**Aim of the exercise:** Search the material below for the string "Canvas" and list each line that holds it.

**Dataset content:**
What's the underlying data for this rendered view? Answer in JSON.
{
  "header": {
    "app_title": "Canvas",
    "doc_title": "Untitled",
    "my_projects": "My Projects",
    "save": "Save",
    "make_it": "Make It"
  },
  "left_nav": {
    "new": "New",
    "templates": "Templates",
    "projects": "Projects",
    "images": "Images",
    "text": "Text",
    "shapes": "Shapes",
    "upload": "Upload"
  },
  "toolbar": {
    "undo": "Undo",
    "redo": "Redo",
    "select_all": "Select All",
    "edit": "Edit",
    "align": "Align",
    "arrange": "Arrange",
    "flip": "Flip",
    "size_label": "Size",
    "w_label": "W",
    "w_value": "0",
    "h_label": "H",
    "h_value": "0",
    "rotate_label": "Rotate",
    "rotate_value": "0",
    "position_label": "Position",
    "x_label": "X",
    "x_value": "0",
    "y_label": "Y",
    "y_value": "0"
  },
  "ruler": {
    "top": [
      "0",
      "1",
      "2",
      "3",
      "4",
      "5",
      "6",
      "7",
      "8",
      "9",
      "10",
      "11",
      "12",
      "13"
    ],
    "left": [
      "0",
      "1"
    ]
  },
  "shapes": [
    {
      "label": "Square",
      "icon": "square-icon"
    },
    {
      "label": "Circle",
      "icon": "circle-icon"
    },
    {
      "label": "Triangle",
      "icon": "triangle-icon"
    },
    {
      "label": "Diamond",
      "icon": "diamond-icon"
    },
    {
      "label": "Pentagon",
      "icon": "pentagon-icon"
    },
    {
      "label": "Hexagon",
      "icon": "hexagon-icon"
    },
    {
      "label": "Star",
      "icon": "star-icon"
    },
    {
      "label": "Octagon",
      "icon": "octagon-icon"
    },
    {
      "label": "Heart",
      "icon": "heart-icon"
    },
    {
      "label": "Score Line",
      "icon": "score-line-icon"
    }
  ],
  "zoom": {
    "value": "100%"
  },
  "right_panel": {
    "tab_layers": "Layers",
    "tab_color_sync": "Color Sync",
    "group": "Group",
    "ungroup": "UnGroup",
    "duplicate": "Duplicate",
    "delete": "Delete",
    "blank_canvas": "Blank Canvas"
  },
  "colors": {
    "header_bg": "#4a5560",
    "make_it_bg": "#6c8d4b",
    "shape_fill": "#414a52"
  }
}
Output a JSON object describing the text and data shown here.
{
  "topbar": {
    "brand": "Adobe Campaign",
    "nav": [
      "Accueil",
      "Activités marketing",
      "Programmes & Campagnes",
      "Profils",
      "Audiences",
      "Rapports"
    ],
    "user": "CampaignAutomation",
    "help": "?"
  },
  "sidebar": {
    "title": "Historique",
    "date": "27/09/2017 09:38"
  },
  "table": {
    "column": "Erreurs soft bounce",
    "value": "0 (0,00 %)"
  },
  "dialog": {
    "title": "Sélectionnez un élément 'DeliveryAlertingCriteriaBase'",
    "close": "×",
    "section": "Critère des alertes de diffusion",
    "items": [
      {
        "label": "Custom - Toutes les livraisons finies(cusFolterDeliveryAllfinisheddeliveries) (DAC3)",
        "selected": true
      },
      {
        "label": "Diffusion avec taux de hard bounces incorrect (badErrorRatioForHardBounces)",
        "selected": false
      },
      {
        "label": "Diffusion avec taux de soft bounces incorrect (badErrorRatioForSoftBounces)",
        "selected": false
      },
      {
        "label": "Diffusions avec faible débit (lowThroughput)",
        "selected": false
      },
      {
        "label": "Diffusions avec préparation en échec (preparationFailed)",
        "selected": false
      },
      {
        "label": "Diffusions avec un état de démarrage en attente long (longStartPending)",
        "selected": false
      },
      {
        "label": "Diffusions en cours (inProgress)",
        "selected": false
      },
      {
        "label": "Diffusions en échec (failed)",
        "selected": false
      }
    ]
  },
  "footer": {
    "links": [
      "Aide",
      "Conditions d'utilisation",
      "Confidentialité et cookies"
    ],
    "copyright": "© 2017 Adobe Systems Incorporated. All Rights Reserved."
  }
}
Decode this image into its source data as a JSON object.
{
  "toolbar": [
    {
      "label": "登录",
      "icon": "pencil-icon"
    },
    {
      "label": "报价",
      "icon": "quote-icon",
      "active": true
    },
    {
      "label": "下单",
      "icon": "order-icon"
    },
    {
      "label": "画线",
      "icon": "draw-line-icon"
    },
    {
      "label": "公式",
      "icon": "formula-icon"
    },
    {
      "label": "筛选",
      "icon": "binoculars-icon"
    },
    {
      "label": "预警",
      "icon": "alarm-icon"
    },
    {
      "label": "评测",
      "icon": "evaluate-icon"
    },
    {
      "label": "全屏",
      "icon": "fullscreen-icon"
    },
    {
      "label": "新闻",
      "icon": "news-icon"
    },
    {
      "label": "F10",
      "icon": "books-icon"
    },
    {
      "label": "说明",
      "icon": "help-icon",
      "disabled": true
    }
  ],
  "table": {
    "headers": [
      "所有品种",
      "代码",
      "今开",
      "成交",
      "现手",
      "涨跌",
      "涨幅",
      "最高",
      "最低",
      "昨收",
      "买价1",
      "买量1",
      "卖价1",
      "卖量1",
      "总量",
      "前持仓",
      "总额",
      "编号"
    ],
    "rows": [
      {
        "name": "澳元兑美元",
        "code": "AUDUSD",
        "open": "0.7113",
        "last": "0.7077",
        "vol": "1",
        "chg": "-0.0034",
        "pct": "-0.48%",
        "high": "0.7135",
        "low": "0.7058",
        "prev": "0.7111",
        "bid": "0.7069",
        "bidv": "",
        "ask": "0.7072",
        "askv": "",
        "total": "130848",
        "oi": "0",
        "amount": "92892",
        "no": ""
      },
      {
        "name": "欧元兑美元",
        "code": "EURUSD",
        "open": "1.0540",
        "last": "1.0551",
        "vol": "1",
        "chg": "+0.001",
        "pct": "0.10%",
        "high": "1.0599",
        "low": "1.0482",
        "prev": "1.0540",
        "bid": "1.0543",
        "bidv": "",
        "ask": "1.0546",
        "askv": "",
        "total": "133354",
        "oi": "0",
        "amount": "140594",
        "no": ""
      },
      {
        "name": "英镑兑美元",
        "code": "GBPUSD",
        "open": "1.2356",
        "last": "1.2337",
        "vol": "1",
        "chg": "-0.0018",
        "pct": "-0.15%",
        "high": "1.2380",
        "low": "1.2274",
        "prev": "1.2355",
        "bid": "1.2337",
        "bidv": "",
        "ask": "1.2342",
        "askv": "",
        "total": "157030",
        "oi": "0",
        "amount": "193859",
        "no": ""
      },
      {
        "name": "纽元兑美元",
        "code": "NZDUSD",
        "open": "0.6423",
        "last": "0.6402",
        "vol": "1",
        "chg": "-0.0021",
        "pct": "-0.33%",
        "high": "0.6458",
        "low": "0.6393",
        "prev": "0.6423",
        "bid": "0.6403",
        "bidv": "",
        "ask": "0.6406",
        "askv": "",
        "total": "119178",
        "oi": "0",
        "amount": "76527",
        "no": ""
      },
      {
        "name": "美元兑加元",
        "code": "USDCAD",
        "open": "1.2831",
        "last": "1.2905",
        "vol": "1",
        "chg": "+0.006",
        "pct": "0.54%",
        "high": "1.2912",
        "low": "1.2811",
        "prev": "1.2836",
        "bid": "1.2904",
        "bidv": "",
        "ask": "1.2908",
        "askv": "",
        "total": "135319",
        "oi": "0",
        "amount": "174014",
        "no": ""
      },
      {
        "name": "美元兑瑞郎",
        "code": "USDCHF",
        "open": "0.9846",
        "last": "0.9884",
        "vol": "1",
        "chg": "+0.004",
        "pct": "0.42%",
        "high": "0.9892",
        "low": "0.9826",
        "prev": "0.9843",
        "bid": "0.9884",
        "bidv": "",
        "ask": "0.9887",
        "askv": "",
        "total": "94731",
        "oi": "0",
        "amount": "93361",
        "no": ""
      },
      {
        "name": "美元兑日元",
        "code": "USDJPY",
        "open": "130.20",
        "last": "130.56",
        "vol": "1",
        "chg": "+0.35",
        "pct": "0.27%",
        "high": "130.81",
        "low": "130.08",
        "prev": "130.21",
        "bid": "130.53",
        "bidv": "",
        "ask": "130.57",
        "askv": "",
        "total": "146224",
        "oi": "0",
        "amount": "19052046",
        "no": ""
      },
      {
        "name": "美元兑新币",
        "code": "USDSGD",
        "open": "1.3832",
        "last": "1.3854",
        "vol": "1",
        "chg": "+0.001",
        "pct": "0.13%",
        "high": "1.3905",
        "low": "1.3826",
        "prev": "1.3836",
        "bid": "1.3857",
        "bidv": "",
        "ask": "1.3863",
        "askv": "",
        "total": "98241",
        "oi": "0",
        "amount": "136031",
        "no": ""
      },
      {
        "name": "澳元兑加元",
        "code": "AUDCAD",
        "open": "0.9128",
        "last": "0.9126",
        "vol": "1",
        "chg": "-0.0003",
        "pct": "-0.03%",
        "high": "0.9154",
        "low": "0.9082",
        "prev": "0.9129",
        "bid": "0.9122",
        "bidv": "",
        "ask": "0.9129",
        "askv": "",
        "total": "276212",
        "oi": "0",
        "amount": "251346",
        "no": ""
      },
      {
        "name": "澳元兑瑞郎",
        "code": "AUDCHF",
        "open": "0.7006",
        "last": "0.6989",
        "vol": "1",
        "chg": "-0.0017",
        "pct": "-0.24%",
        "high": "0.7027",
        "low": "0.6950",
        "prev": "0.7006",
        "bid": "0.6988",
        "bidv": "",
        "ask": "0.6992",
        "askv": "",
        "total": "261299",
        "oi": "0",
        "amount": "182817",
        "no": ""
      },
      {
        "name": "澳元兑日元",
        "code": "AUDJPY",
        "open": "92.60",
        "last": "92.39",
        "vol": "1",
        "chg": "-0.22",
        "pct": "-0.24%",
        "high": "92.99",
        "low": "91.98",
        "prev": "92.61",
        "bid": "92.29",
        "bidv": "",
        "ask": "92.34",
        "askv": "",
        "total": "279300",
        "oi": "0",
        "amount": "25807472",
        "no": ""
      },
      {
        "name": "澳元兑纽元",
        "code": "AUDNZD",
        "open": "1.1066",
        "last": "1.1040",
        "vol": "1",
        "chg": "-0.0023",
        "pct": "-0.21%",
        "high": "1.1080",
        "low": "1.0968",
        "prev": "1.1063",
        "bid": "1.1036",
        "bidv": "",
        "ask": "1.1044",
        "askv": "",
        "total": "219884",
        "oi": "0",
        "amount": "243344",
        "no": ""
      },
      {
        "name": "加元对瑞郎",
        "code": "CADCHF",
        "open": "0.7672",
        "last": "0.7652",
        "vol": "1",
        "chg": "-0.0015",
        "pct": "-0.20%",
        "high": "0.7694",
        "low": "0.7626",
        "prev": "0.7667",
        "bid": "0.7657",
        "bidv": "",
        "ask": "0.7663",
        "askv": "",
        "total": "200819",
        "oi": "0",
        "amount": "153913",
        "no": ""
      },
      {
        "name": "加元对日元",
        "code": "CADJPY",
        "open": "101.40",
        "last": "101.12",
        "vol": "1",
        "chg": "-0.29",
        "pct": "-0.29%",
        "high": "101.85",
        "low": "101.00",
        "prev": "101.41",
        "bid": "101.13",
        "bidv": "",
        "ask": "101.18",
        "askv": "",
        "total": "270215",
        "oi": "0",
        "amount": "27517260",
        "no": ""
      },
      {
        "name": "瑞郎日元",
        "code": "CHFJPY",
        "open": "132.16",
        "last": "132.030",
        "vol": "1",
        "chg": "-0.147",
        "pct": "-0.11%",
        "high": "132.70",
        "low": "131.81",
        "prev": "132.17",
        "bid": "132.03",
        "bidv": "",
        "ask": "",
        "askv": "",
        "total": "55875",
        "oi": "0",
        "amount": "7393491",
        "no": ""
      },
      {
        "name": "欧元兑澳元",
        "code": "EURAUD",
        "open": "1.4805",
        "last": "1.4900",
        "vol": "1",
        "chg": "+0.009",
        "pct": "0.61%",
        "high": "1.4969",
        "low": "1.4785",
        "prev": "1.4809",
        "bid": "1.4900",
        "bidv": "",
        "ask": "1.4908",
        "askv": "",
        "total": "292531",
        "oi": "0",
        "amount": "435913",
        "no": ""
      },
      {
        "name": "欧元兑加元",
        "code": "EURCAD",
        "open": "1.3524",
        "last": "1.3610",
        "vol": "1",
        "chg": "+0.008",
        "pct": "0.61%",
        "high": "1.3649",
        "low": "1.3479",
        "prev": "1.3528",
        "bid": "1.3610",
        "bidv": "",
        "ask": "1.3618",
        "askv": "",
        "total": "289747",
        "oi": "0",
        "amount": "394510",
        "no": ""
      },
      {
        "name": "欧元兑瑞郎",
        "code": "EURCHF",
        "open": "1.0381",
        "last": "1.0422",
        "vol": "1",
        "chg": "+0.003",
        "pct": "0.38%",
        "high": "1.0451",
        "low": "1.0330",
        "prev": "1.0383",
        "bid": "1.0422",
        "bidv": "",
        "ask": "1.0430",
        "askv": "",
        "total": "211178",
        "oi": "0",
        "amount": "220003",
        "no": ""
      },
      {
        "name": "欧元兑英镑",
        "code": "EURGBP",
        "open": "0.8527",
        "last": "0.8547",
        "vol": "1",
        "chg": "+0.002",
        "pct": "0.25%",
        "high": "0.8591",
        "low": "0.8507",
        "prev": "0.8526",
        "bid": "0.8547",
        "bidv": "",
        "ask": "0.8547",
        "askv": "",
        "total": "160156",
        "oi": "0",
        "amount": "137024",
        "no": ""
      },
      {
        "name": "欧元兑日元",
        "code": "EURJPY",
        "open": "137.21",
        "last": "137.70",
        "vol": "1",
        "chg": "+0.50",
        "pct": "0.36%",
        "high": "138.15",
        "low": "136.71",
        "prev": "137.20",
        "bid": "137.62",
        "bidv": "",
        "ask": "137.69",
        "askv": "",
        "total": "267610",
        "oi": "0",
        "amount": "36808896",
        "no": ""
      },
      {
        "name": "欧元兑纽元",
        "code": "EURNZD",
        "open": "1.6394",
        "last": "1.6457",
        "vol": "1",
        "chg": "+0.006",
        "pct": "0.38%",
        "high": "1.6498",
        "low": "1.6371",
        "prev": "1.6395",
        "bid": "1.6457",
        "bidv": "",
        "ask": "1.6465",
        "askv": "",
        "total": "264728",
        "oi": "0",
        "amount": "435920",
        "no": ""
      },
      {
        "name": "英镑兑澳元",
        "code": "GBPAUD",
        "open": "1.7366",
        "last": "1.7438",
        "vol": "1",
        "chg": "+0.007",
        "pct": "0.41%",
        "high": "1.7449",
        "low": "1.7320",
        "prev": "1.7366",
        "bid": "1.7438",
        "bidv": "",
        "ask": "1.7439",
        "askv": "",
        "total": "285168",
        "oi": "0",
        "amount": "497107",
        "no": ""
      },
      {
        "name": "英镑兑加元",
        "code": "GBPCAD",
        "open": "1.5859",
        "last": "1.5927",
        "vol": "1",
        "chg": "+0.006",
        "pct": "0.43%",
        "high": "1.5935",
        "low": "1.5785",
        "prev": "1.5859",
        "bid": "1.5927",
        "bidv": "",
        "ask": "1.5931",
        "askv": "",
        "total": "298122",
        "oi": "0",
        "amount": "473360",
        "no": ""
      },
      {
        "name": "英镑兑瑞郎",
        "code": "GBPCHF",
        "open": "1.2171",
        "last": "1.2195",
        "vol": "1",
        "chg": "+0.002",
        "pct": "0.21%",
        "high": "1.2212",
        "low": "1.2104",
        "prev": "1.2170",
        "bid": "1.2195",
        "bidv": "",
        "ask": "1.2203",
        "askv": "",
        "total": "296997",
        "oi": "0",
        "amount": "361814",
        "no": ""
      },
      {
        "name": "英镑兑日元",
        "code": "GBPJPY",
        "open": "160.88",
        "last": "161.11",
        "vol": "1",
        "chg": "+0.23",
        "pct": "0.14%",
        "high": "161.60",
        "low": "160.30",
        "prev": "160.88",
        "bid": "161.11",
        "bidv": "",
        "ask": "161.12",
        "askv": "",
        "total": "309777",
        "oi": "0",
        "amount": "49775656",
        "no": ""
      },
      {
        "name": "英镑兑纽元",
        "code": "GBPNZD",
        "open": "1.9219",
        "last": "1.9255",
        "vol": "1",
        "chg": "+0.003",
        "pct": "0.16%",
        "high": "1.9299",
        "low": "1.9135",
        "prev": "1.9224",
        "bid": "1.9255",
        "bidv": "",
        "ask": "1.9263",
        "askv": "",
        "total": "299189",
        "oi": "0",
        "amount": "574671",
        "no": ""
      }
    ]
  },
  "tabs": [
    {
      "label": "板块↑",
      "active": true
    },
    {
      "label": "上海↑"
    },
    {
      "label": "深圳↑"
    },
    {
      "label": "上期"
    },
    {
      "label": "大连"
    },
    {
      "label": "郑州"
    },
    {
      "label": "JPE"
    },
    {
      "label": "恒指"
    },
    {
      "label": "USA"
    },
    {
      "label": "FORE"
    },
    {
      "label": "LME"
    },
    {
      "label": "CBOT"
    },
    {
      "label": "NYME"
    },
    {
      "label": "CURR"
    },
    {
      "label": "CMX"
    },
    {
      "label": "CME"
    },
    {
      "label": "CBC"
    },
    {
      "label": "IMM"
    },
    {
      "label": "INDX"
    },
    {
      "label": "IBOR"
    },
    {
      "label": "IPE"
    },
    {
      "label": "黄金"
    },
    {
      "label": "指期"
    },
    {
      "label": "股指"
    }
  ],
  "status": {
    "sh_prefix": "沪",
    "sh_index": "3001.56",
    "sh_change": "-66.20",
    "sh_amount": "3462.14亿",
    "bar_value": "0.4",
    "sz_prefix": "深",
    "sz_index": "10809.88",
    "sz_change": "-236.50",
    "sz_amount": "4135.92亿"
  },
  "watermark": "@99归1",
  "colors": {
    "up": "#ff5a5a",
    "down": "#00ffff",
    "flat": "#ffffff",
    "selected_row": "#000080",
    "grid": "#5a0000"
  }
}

**Response to this exercise:**
    "app_title": "Canvas",
    "blank_canvas": "Blank Canvas"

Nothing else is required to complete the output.